Where the data below has the string "this", return the whole line.

▶ [PROVIDED RECORDS]
'''
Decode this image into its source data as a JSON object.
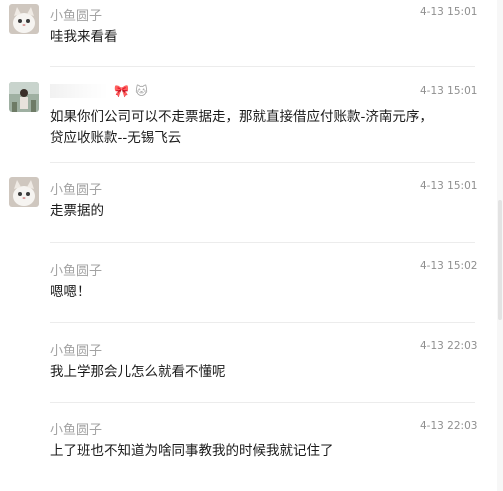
{
  "messages": [
    {
      "sender": "小鱼圆子",
      "time": "4-13 15:01",
      "lines": [
        "哇我来看看"
      ],
      "avatar": "cat-avatar"
    },
    {
      "sender": "",
      "sender_emoji": [
        "🎀",
        "🐱"
      ],
      "time": "4-13 15:01",
      "lines": [
        "如果你们公司可以不走票据走，那就直接借应付账款-济南元序，",
        "贷应收账款--无锡飞云"
      ],
      "avatar": "person-avatar"
    },
    {
      "sender": "小鱼圆子",
      "time": "4-13 15:01",
      "lines": [
        "走票据的"
      ],
      "avatar": "cat-avatar"
    },
    {
      "sender": "小鱼圆子",
      "time": "4-13 15:02",
      "lines": [
        "嗯嗯！"
      ]
    },
    {
      "sender": "小鱼圆子",
      "time": "4-13 22:03",
      "lines": [
        "我上学那会儿怎么就看不懂呢"
      ]
    },
    {
      "sender": "小鱼圆子",
      "time": "4-13 22:03",
      "lines": [
        "上了班也不知道为啥同事教我的时候我就记住了"
      ]
    }
  ],
  "colors": {
    "name": "#a3a3a3",
    "time": "#8f8f8f",
    "text": "#1a1a1a",
    "divider": "#ececec"
  }
}
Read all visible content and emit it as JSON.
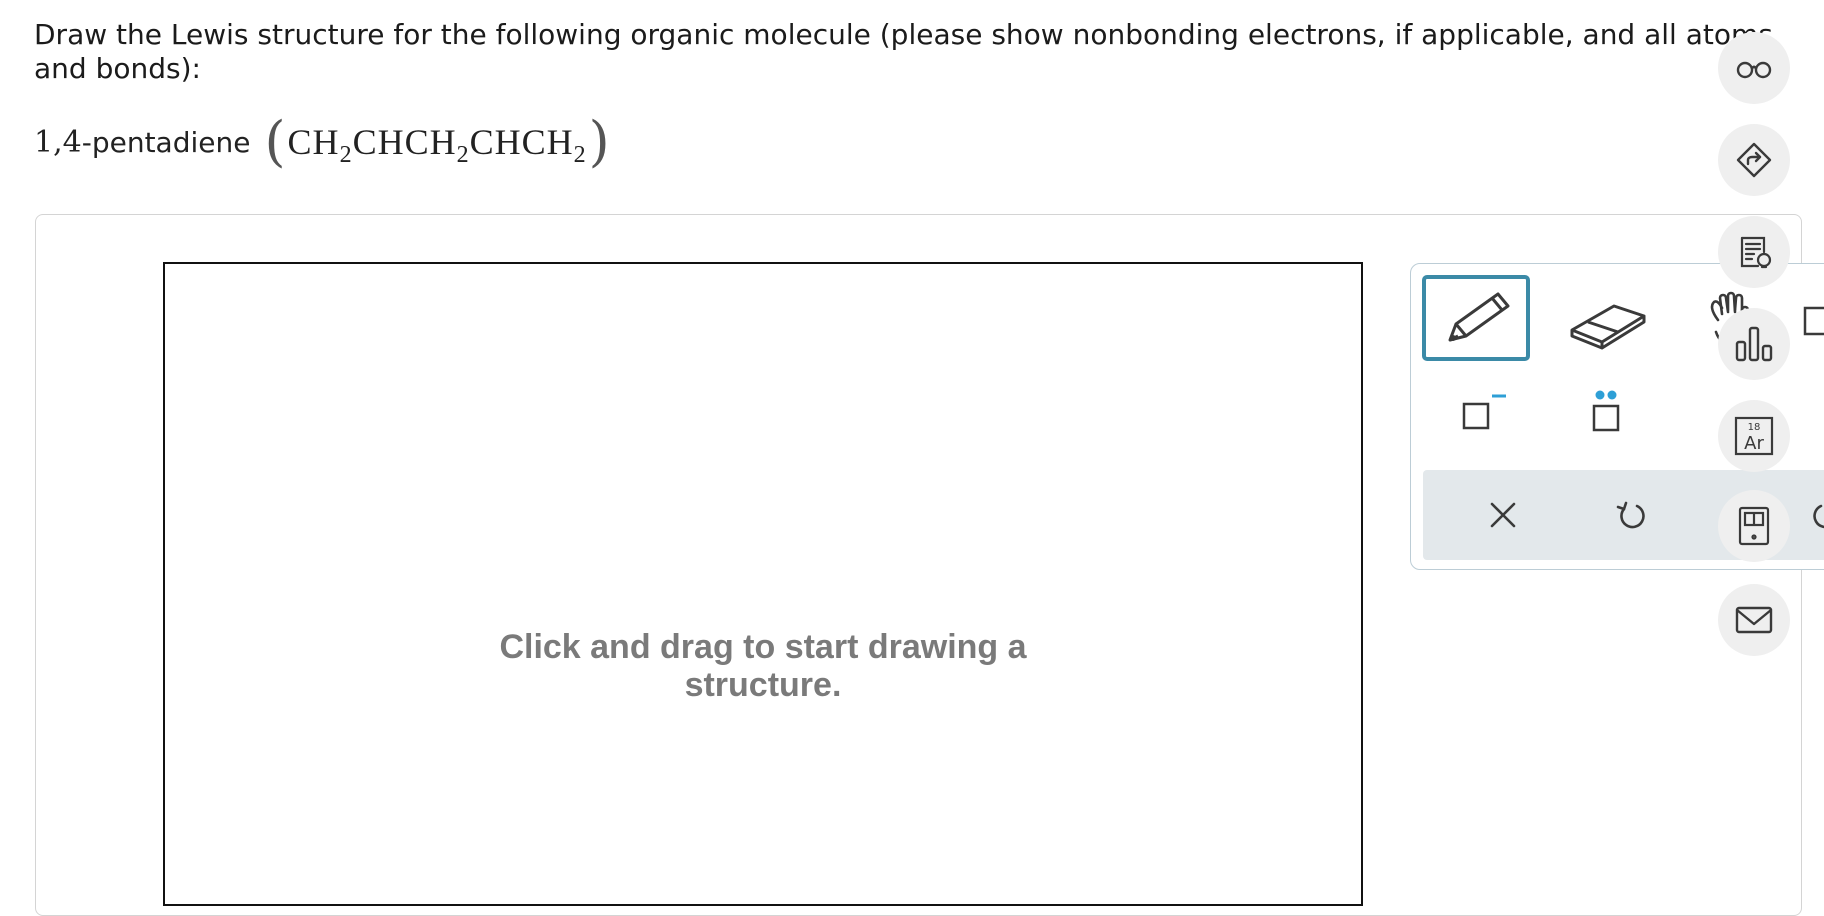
{
  "question": {
    "prompt": "Draw the Lewis structure for the following organic molecule (please show nonbonding electrons, if applicable, and all atoms and bonds):",
    "compound_locant": "1,4",
    "compound_suffix": "-pentadiene",
    "formula_parts": [
      "CH",
      "2",
      "CHCH",
      "2",
      "CHCH",
      "2"
    ],
    "paren_open": "(",
    "paren_close": ")"
  },
  "canvas": {
    "hint": "Click and drag to start drawing a structure."
  },
  "toolbox": {
    "tools": [
      "pencil-icon",
      "eraser-icon",
      "hand-icon",
      "box-icon",
      "charge-box-icon",
      "lone-pair-box-icon",
      "clear-icon",
      "undo-icon",
      "redo-icon"
    ],
    "selected_tool": "pencil",
    "accent_color": "#3b8aa7",
    "lone_pair_color": "#2e9fd6"
  },
  "sidebar": {
    "buttons": [
      "reading-glasses-icon",
      "share-arrow-icon",
      "checklist-bulb-icon",
      "bar-chart-icon",
      "periodic-table-icon",
      "calculator-icon",
      "mail-icon"
    ],
    "periodic_number": "18",
    "periodic_symbol": "Ar"
  }
}
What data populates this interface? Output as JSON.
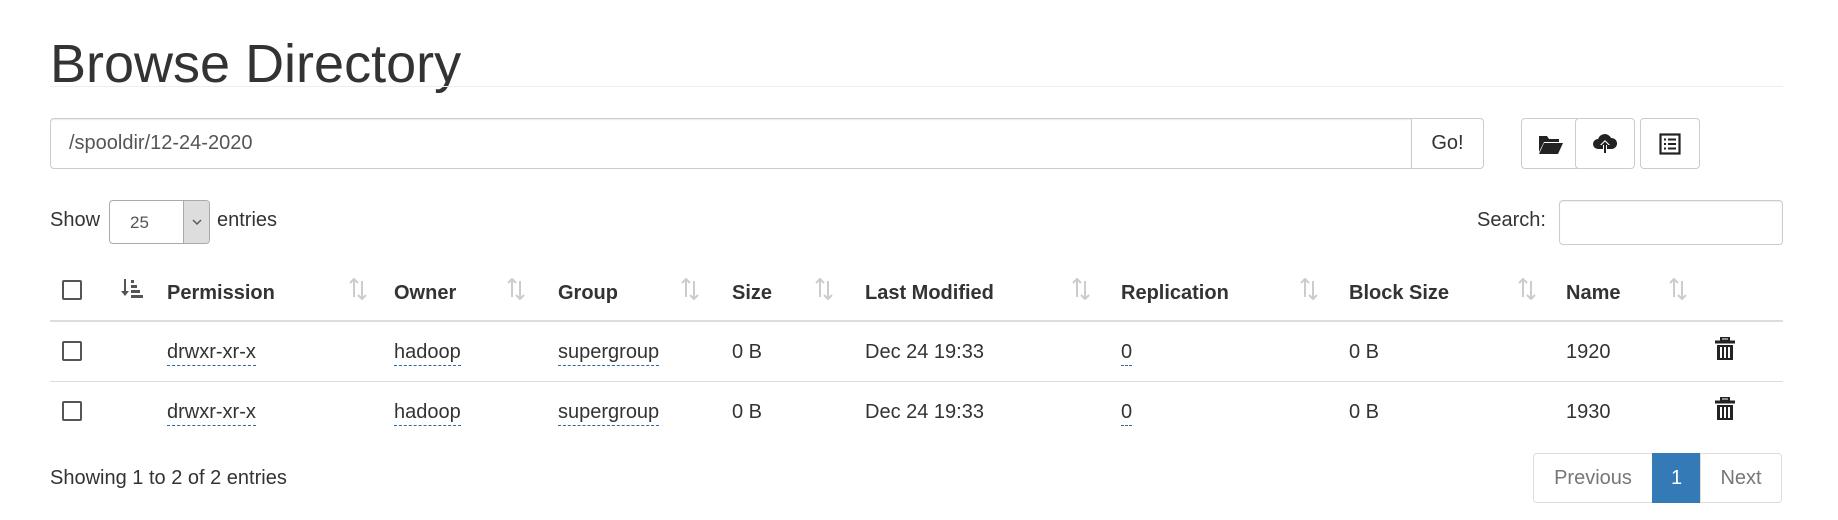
{
  "header": {
    "title": "Browse Directory"
  },
  "pathbar": {
    "path_value": "/spooldir/12-24-2020",
    "go_label": "Go!"
  },
  "toolbar": {
    "icons": [
      "folder-open-icon",
      "cloud-upload-icon",
      "list-alt-icon"
    ]
  },
  "length": {
    "show_label": "Show",
    "value": "25",
    "entries_label": "entries"
  },
  "search": {
    "label": "Search:",
    "value": ""
  },
  "table": {
    "columns": [
      "Permission",
      "Owner",
      "Group",
      "Size",
      "Last Modified",
      "Replication",
      "Block Size",
      "Name"
    ],
    "rows": [
      {
        "permission": "drwxr-xr-x",
        "owner": "hadoop",
        "group": "supergroup",
        "size": "0 B",
        "modified": "Dec 24 19:33",
        "replication": "0",
        "block_size": "0 B",
        "name": "1920"
      },
      {
        "permission": "drwxr-xr-x",
        "owner": "hadoop",
        "group": "supergroup",
        "size": "0 B",
        "modified": "Dec 24 19:33",
        "replication": "0",
        "block_size": "0 B",
        "name": "1930"
      }
    ]
  },
  "footer": {
    "info": "Showing 1 to 2 of 2 entries",
    "previous": "Previous",
    "current_page": "1",
    "next": "Next"
  },
  "colors": {
    "link": "#337ab7",
    "active_page": "#337ab7",
    "border": "#dddddd"
  }
}
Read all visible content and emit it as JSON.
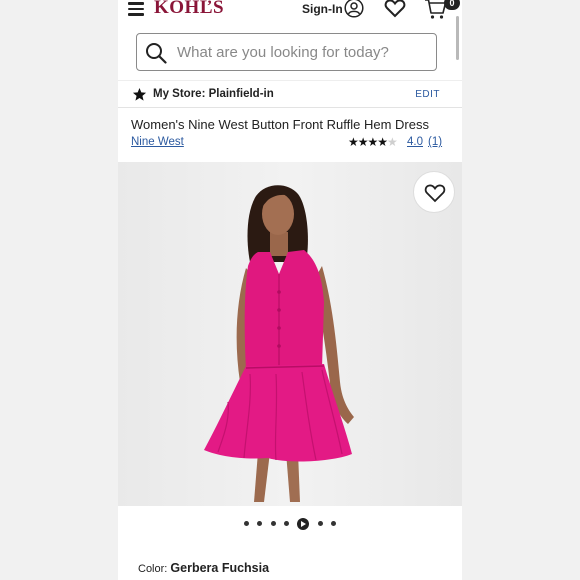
{
  "header": {
    "logo": "KOHĽS",
    "signin_label": "Sign-In",
    "cart_count": "0"
  },
  "search": {
    "placeholder": "What are you looking for today?"
  },
  "store": {
    "label": "My Store: Plainfield-in",
    "edit_label": "EDIT"
  },
  "product": {
    "title": "Women's Nine West Button Front Ruffle Hem Dress",
    "brand": "Nine West",
    "rating_value": "4.0",
    "rating_count": "(1)",
    "rating_stars": 4,
    "color_label": "Color:",
    "color_value": "Gerbera Fuchsia"
  },
  "carousel": {
    "total_slides": 7,
    "active_slide": 5
  },
  "colors": {
    "brand": "#8a1538",
    "link": "#2c5aa0",
    "dress": "#e0187f"
  }
}
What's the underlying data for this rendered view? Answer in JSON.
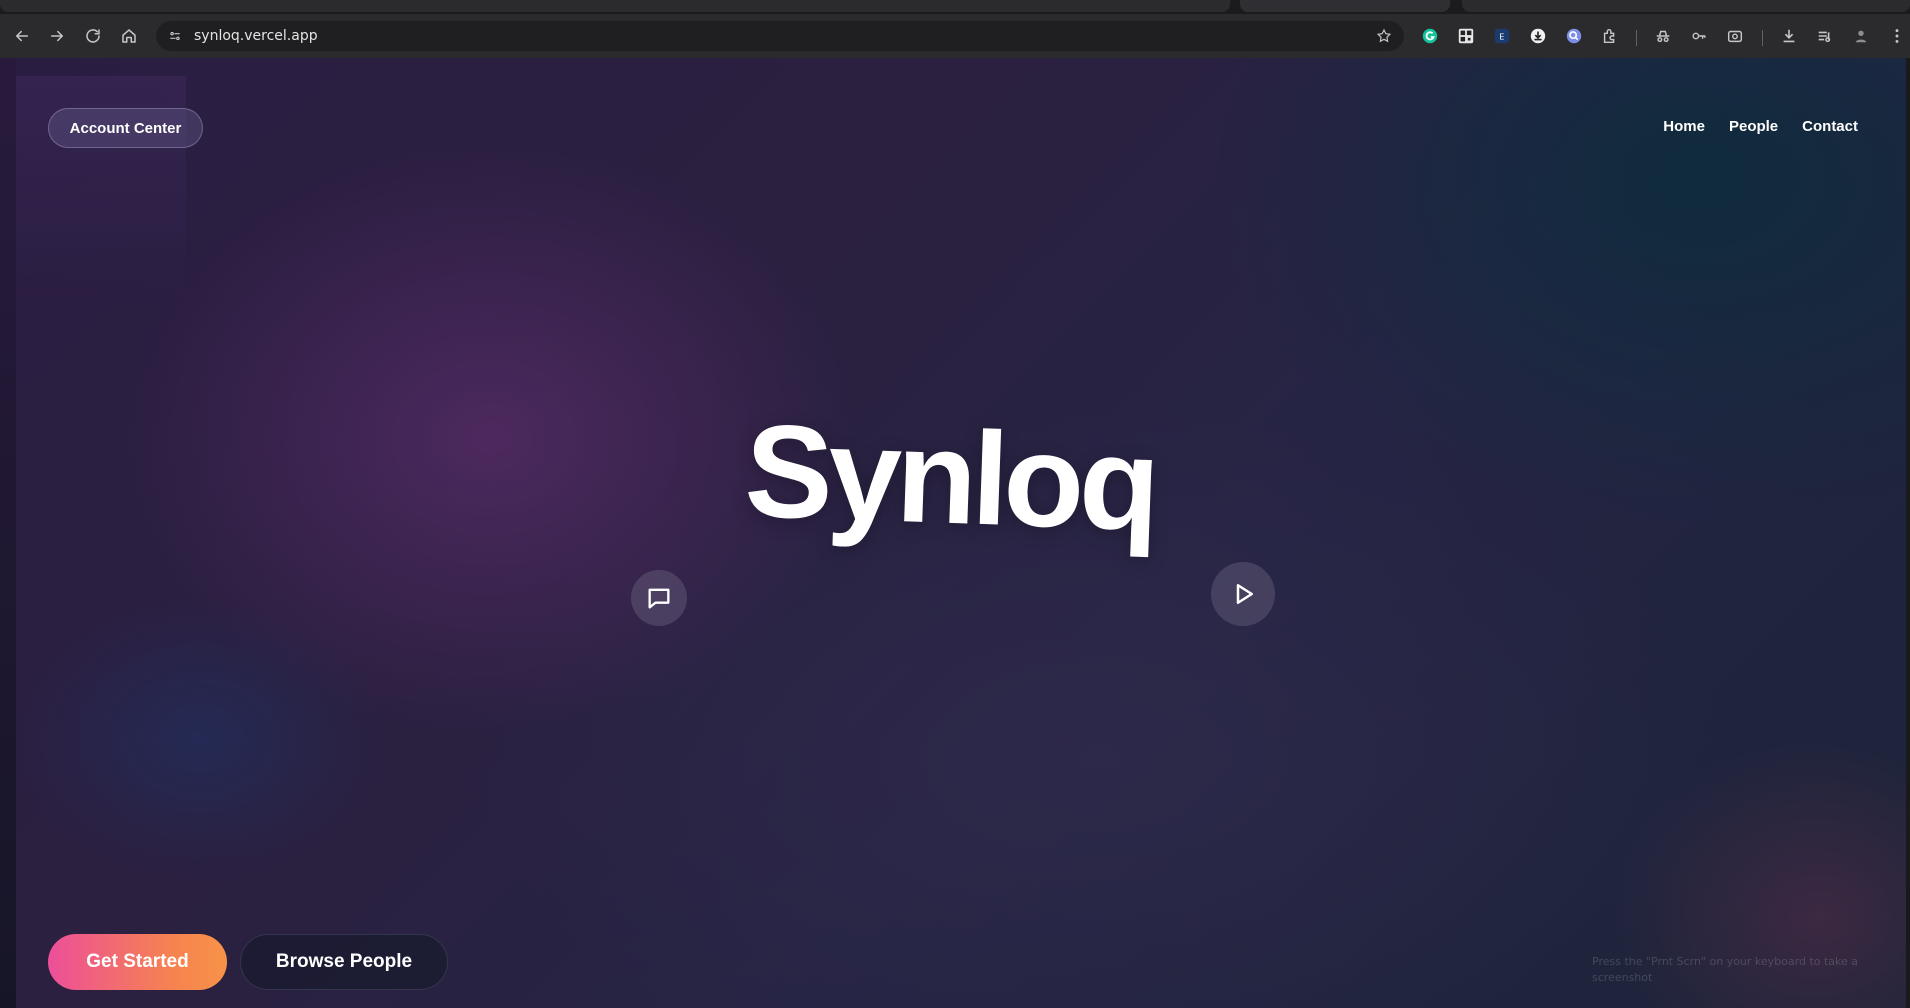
{
  "browser": {
    "url": "synloq.vercel.app",
    "nav_icons": [
      "back-icon",
      "forward-icon",
      "reload-icon",
      "home-icon"
    ],
    "extensions": [
      "grammarly-icon",
      "qr-code-icon",
      "extension-e-icon",
      "download-helper-icon",
      "search-extension-icon",
      "puzzle-icon",
      "incognito-icon",
      "password-key-icon",
      "screenshot-icon",
      "downloads-icon",
      "media-queue-icon",
      "profile-icon",
      "menu-icon"
    ]
  },
  "page": {
    "account_center_label": "Account Center",
    "nav": {
      "home": "Home",
      "people": "People",
      "contact": "Contact"
    },
    "hero_title": "Synloq",
    "cta": {
      "primary": "Get Started",
      "secondary": "Browse People"
    },
    "watermark": "Press the \"Prnt Scrn\" on your keyboard to take a screenshot"
  },
  "colors": {
    "cta_gradient_start": "#ec4f99",
    "cta_gradient_end": "#f79248",
    "background_dark": "#1a2438",
    "background_purple": "#2a1d42"
  }
}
'''
▶ [SOLUTION]
Decode this image into its source data as a JSON object.
What data populates this interface? Output as JSON.
What's the underlying data for this rendered view? Answer in JSON.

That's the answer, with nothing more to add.